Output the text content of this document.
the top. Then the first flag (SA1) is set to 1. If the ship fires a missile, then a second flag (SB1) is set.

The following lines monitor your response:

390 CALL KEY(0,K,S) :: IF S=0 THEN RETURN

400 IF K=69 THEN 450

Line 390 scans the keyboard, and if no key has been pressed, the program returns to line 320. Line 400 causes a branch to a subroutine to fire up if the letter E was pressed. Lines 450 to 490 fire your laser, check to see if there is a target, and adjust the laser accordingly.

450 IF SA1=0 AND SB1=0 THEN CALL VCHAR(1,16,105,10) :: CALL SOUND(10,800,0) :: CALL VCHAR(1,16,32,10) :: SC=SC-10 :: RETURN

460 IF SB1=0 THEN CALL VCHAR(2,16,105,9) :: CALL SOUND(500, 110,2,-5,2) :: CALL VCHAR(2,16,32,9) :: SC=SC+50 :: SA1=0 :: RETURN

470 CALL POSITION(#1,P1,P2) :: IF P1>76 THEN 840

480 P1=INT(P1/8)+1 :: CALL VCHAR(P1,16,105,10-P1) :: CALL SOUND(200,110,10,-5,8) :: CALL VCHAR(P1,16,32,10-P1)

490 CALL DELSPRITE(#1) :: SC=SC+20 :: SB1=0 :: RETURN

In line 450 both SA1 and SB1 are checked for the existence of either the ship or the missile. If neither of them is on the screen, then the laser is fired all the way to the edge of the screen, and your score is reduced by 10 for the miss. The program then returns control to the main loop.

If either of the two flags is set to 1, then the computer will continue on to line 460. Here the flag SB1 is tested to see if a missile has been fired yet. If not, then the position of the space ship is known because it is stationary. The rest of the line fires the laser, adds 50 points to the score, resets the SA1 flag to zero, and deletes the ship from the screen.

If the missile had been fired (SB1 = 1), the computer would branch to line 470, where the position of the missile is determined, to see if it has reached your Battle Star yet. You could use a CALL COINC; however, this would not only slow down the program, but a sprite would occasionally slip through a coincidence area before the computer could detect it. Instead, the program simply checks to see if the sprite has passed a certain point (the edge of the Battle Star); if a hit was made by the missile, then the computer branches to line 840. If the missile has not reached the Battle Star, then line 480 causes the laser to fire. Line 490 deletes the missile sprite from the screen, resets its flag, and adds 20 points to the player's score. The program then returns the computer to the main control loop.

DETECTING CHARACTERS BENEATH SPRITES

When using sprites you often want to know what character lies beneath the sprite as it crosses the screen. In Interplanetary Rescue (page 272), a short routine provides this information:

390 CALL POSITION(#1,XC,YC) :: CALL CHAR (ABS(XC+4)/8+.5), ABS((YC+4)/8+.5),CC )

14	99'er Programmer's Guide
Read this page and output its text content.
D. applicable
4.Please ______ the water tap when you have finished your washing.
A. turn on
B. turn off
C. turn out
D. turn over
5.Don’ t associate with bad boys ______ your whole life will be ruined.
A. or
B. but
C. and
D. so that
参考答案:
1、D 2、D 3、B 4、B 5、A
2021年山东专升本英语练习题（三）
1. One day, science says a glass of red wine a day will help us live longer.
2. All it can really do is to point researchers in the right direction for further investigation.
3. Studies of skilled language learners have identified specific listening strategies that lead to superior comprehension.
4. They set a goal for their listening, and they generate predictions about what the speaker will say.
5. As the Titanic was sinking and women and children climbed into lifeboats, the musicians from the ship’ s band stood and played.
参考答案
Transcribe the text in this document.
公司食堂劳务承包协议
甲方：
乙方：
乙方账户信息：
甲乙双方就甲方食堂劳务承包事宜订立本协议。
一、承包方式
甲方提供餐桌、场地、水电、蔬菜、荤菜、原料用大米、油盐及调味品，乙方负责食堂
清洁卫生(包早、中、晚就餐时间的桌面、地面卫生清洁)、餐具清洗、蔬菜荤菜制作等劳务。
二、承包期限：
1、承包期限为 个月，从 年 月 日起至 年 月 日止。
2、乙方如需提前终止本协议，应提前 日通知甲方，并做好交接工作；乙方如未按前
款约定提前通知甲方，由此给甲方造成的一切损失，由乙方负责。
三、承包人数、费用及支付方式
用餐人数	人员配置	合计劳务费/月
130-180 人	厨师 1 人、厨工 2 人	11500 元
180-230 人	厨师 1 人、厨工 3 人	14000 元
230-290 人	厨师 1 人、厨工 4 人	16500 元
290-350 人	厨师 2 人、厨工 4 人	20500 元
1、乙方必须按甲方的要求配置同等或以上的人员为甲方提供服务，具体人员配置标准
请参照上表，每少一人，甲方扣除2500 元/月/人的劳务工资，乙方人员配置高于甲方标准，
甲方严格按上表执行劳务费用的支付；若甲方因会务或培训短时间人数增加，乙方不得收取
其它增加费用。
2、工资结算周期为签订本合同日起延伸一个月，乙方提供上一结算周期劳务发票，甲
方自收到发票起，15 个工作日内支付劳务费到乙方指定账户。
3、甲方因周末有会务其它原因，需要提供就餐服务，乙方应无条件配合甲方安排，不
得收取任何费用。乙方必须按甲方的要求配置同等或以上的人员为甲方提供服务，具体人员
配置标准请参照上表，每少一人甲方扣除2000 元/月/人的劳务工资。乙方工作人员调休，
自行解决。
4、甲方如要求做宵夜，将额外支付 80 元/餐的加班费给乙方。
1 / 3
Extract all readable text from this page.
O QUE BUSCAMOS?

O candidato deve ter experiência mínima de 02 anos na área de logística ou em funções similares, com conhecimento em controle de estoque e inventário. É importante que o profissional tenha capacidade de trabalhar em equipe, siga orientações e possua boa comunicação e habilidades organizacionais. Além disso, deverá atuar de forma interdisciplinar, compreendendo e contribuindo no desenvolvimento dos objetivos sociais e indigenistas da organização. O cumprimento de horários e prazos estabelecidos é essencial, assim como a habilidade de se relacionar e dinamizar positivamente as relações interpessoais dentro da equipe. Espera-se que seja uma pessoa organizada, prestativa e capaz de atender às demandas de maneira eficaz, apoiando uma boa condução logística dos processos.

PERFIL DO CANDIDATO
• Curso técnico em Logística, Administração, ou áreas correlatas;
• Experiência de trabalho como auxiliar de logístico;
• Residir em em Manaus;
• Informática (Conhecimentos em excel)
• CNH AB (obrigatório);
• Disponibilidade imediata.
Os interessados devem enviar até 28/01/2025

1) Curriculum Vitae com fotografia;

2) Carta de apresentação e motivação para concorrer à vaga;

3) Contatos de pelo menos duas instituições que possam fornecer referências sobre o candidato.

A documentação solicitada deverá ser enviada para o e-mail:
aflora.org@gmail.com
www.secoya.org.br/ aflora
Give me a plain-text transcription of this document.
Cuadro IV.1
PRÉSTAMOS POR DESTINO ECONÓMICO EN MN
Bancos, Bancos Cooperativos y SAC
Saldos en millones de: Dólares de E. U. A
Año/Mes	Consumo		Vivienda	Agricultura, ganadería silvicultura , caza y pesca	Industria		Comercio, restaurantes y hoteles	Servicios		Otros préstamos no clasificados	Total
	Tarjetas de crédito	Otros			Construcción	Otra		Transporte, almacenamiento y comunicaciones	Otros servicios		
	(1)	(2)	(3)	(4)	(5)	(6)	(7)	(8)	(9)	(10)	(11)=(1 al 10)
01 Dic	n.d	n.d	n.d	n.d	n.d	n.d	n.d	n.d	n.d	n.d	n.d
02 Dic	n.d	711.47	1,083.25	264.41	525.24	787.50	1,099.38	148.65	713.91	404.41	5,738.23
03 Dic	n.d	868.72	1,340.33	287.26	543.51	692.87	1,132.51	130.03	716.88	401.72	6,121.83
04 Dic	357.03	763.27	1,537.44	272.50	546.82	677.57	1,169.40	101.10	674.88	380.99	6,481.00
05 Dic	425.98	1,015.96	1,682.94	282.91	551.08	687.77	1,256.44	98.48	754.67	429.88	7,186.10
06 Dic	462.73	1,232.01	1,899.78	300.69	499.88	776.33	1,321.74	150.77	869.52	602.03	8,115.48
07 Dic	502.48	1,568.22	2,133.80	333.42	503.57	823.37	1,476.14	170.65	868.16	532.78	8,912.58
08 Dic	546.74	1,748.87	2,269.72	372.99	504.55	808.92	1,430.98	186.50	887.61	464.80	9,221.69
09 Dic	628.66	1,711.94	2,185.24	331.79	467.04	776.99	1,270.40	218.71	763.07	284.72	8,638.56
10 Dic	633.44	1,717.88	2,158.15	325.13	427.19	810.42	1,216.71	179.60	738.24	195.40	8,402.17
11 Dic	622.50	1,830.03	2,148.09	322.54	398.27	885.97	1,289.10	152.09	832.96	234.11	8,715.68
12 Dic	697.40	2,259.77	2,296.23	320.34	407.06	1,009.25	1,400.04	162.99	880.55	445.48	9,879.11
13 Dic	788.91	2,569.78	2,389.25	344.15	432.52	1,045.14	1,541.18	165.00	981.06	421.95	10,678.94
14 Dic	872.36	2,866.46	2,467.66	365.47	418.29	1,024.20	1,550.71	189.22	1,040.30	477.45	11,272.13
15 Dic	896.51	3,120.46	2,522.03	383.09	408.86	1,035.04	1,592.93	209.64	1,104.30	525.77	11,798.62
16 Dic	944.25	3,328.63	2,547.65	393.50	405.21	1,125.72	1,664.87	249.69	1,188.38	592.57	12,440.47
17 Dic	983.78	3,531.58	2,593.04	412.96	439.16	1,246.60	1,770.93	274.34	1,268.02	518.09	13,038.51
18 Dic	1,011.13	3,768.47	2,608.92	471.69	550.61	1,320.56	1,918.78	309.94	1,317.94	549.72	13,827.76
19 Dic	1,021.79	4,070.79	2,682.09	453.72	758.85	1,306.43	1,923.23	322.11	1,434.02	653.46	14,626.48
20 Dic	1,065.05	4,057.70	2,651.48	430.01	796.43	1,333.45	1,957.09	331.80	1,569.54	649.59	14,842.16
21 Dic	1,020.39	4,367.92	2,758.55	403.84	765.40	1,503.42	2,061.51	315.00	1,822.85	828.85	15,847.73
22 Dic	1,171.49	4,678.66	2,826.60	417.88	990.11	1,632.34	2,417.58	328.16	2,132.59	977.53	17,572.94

**Exercise requirements**
Pull out each line of the records holding the string "either".

**Written answer**
In line 450 both SA1 and SB1 are checked for the existence of either the ship or the missile. If neither of them is on the screen, then the laser is fired all the way to the edge of the screen, and your score is reduced by 10 for the miss. The program then returns control to the main loop.
If either of the two flags is set to 1, then the computer will continue on to line 460. Here the flag SB1 is tested to see if a missile has been fired yet. If not, then the position of the space ship is known because it is stationary. The rest of the line fires the laser, adds 50 points to the score, resets the SA1 flag to zero, and deletes the ship from the screen.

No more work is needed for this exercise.